Description of the task
Go through the records and give each one again exactly.

-- Recorded information start --

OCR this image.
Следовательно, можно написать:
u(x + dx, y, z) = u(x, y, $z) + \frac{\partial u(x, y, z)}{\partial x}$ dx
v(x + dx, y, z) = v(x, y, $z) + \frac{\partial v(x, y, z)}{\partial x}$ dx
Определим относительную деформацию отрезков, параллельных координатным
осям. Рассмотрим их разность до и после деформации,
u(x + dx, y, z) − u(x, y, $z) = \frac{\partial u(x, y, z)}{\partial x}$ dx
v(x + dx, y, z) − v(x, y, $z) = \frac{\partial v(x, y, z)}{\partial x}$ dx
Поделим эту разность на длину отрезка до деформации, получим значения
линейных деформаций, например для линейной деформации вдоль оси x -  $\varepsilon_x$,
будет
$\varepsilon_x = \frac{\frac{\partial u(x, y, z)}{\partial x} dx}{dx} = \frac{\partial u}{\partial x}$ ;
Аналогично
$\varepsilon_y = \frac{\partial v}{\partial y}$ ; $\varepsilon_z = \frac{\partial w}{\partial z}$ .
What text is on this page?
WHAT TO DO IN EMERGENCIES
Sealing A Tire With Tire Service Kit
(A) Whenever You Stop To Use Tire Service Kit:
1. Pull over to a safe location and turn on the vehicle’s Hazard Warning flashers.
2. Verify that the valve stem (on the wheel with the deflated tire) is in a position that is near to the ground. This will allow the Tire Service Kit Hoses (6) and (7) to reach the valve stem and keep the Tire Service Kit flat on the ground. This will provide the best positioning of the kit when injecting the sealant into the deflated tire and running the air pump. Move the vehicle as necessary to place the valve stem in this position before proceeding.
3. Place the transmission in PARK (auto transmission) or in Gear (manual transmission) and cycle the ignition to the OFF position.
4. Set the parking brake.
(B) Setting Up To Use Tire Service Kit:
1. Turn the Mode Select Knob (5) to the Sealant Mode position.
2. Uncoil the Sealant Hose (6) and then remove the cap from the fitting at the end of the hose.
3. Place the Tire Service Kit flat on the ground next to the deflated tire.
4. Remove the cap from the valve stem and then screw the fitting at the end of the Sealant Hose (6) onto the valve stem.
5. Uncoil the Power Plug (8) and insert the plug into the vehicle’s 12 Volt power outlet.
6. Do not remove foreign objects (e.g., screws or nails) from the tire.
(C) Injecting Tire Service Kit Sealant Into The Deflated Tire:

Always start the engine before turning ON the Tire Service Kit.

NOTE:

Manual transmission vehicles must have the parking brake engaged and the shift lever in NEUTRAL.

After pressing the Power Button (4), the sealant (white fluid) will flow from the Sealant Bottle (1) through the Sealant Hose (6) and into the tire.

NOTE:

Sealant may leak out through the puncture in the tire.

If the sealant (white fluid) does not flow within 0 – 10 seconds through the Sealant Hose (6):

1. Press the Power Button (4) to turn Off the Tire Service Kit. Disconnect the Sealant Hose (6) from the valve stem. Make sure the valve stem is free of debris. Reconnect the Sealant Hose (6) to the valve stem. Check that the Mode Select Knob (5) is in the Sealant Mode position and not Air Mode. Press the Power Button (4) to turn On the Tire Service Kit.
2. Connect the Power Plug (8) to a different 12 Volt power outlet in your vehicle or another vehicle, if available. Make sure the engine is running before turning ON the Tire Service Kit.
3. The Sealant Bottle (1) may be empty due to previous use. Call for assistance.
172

-- Recorded information end --

Final result
OCR this image.
Следовательно, можно написать:
u(x + dx, y, z) = u(x, y, $z) + \frac{\partial u(x, y, z)}{\partial x}$ dx
v(x + dx, y, z) = v(x, y, $z) + \frac{\partial v(x, y, z)}{\partial x}$ dx
Определим относительную деформацию отрезков, параллельных координатным
осям. Рассмотрим их разность до и после деформации,
u(x + dx, y, z) − u(x, y, $z) = \frac{\partial u(x, y, z)}{\partial x}$ dx
v(x + dx, y, z) − v(x, y, $z) = \frac{\partial v(x, y, z)}{\partial x}$ dx
Поделим эту разность на длину отрезка до деформации, получим значения
линейных деформаций, например для линейной деформации вдоль оси x -  $\varepsilon_x$,
будет
$\varepsilon_x = \frac{\frac{\partial u(x, y, z)}{\partial x} dx}{dx} = \frac{\partial u}{\partial x}$ ;
Аналогично
$\varepsilon_y = \frac{\partial v}{\partial y}$ ; $\varepsilon_z = \frac{\partial w}{\partial z}$ .
What text is on this page?
WHAT TO DO IN EMERGENCIES
Sealing A Tire With Tire Service Kit
(A) Whenever You Stop To Use Tire Service Kit:
1. Pull over to a safe location and turn on the vehicle’s Hazard Warning flashers.
2. Verify that the valve stem (on the wheel with the deflated tire) is in a position that is near to the ground. This will allow the Tire Service Kit Hoses (6) and (7) to reach the valve stem and keep the Tire Service Kit flat on the ground. This will provide the best positioning of the kit when injecting the sealant into the deflated tire and running the air pump. Move the vehicle as necessary to place the valve stem in this position before proceeding.
3. Place the transmission in PARK (auto transmission) or in Gear (manual transmission) and cycle the ignition to the OFF position.
4. Set the parking brake.
(B) Setting Up To Use Tire Service Kit:
1. Turn the Mode Select Knob (5) to the Sealant Mode position.
2. Uncoil the Sealant Hose (6) and then remove the cap from the fitting at the end of the hose.
3. Place the Tire Service Kit flat on the ground next to the deflated tire.
4. Remove the cap from the valve stem and then screw the fitting at the end of the Sealant Hose (6) onto the valve stem.
5. Uncoil the Power Plug (8) and insert the plug into the vehicle’s 12 Volt power outlet.
6. Do not remove foreign objects (e.g., screws or nails) from the tire.
(C) Injecting Tire Service Kit Sealant Into The Deflated Tire:

Always start the engine before turning ON the Tire Service Kit.

NOTE:

Manual transmission vehicles must have the parking brake engaged and the shift lever in NEUTRAL.

After pressing the Power Button (4), the sealant (white fluid) will flow from the Sealant Bottle (1) through the Sealant Hose (6) and into the tire.

NOTE:

Sealant may leak out through the puncture in the tire.

If the sealant (white fluid) does not flow within 0 – 10 seconds through the Sealant Hose (6):

1. Press the Power Button (4) to turn Off the Tire Service Kit. Disconnect the Sealant Hose (6) from the valve stem. Make sure the valve stem is free of debris. Reconnect the Sealant Hose (6) to the valve stem. Check that the Mode Select Knob (5) is in the Sealant Mode position and not Air Mode. Press the Power Button (4) to turn On the Tire Service Kit.
2. Connect the Power Plug (8) to a different 12 Volt power outlet in your vehicle or another vehicle, if available. Make sure the engine is running before turning ON the Tire Service Kit.
3. The Sealant Bottle (1) may be empty due to previous use. Call for assistance.
172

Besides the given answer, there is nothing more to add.